═════ Provided data ═════

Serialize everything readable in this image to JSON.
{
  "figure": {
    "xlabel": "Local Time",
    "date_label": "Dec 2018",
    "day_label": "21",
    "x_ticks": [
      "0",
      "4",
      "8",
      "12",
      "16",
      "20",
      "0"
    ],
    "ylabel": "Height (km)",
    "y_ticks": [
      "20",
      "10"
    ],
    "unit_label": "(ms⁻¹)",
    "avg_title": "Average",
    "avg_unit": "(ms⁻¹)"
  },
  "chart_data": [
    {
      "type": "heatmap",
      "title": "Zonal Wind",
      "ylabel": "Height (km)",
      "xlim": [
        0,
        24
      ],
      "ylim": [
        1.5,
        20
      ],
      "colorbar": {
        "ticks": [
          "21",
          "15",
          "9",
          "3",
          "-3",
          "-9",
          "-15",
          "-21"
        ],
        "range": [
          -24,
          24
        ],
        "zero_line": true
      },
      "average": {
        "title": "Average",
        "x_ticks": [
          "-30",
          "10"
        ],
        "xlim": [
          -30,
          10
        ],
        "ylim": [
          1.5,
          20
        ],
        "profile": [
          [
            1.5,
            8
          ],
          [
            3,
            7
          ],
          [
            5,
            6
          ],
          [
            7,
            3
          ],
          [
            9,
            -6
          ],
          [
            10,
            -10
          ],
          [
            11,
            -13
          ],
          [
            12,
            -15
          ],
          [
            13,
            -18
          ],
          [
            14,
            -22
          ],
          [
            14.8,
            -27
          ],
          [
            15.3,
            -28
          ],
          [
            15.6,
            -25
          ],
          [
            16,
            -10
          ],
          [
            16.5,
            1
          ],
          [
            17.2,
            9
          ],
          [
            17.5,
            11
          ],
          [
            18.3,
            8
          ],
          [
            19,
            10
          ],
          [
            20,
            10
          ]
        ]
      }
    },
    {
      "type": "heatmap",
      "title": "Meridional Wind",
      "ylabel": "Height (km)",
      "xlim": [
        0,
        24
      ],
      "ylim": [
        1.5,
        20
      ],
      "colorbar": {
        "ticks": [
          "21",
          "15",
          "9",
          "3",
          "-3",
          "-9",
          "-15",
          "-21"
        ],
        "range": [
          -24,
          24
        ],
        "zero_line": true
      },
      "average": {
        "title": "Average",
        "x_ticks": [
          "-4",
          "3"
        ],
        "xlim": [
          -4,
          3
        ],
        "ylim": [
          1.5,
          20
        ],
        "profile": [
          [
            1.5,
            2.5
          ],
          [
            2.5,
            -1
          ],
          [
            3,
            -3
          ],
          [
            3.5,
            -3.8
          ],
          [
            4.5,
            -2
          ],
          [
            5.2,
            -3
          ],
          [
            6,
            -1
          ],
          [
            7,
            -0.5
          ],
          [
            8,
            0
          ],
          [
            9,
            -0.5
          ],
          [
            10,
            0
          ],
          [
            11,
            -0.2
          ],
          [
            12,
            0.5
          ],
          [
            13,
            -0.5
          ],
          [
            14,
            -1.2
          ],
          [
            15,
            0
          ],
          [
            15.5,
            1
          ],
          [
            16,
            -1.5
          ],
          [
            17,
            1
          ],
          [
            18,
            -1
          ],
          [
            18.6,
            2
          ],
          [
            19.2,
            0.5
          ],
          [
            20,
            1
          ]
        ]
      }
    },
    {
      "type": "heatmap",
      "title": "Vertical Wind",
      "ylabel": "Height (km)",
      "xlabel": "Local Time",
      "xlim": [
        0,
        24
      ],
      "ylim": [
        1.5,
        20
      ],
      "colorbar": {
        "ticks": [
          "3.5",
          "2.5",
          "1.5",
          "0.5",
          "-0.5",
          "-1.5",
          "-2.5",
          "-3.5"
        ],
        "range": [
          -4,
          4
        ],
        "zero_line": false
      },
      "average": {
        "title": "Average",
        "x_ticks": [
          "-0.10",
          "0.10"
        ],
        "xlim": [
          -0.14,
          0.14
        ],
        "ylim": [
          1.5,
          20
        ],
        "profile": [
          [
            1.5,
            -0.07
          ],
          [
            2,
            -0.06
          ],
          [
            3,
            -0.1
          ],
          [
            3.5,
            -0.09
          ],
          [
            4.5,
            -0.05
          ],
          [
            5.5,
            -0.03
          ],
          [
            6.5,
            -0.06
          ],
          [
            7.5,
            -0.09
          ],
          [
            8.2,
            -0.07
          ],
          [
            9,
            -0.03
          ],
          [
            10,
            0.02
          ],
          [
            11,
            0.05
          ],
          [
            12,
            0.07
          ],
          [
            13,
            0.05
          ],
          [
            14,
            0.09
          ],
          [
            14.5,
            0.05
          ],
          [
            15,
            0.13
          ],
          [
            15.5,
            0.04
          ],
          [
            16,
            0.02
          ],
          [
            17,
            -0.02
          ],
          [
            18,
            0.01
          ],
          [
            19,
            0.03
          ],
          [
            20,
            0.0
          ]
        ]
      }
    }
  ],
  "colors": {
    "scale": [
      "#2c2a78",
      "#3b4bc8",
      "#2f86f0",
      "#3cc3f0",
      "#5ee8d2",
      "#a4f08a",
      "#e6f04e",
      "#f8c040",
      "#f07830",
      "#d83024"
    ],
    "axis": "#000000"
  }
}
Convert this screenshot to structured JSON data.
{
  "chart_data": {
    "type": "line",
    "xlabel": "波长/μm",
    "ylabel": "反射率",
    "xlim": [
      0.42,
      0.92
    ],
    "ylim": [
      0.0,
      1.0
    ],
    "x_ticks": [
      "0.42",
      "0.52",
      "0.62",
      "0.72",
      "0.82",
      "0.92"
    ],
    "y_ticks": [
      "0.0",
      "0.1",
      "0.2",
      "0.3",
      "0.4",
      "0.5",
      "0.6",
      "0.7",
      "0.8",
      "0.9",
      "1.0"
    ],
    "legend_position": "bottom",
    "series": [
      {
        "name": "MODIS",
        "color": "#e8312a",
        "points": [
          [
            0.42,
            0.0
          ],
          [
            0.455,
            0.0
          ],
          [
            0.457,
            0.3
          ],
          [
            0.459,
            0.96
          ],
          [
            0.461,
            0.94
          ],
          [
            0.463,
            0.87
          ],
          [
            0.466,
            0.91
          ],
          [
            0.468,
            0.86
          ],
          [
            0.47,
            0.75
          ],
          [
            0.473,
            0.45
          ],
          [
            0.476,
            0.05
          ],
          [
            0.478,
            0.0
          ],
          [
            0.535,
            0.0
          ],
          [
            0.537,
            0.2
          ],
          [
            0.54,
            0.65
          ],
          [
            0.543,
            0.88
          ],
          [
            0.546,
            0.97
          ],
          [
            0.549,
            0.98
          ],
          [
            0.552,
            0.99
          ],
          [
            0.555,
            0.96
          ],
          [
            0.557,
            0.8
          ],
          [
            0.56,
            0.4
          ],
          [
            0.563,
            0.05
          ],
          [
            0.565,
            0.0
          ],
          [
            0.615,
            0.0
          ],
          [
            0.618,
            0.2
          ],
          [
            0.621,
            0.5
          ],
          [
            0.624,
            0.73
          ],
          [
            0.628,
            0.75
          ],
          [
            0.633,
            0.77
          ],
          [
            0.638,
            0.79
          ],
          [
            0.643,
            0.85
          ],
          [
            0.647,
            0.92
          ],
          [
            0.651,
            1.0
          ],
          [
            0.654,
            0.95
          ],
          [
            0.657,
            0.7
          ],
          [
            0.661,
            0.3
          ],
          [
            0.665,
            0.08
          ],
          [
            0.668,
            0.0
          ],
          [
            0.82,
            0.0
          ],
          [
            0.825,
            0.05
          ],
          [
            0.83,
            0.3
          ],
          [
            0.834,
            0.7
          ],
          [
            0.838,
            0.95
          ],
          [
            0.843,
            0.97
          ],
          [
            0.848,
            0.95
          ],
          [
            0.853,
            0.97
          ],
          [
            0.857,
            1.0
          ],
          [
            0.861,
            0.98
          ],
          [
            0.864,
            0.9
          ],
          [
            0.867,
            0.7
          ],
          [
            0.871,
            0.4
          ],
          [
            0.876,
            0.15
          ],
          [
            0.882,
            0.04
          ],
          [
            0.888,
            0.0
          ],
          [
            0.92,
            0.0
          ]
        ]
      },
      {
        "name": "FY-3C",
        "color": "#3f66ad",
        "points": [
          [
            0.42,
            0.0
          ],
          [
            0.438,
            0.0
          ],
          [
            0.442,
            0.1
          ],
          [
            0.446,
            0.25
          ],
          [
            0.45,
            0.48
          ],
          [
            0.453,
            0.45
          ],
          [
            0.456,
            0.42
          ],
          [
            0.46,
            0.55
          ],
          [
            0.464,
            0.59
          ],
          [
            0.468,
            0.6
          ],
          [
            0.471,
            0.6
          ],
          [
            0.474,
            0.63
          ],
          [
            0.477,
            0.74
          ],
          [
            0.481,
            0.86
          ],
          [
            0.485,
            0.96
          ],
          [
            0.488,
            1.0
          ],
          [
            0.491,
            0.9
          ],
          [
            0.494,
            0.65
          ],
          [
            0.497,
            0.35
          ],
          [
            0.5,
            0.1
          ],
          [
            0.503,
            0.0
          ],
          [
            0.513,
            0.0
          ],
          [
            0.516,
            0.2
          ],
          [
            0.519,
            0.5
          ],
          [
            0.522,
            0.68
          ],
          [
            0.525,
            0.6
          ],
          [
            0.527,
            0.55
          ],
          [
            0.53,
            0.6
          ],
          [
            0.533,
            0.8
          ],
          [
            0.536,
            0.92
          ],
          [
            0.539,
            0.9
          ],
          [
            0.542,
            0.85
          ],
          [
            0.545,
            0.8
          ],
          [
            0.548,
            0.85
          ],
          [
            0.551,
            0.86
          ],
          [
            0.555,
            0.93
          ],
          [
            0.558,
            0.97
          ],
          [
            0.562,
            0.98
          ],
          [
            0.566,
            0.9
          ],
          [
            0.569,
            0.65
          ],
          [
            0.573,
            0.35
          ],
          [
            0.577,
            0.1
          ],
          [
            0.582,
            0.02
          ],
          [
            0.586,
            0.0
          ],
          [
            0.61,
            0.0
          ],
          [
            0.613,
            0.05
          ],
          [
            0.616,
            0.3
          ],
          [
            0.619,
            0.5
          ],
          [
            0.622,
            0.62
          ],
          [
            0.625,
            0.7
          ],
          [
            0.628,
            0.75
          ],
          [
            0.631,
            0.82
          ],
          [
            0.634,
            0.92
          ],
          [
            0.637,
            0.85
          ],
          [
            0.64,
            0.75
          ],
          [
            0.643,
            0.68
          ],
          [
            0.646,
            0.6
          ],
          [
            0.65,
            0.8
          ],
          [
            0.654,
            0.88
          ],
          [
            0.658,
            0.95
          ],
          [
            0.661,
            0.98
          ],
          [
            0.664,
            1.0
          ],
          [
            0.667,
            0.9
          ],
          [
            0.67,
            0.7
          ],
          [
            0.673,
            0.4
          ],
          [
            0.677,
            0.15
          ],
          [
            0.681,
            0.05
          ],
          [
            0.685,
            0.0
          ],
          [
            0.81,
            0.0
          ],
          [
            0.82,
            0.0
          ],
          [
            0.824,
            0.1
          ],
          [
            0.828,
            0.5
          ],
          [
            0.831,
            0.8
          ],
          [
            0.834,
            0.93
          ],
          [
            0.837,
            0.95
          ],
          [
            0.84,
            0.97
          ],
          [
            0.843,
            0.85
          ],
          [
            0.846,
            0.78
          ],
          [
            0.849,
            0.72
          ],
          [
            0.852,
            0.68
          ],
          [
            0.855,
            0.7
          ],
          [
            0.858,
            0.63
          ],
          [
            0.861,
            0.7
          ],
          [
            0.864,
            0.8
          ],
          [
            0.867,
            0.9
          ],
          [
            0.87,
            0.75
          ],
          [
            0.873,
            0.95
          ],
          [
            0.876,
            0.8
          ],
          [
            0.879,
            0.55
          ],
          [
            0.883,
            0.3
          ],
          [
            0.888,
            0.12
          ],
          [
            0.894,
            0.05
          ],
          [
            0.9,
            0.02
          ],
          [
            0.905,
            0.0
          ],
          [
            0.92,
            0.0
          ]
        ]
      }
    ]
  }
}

═════

• **Description of the task**: Locate the word "Local" in the entries, and copy every line where it is found.

• **Result of the task**:
    "xlabel": "Local Time",
      "xlabel": "Local Time",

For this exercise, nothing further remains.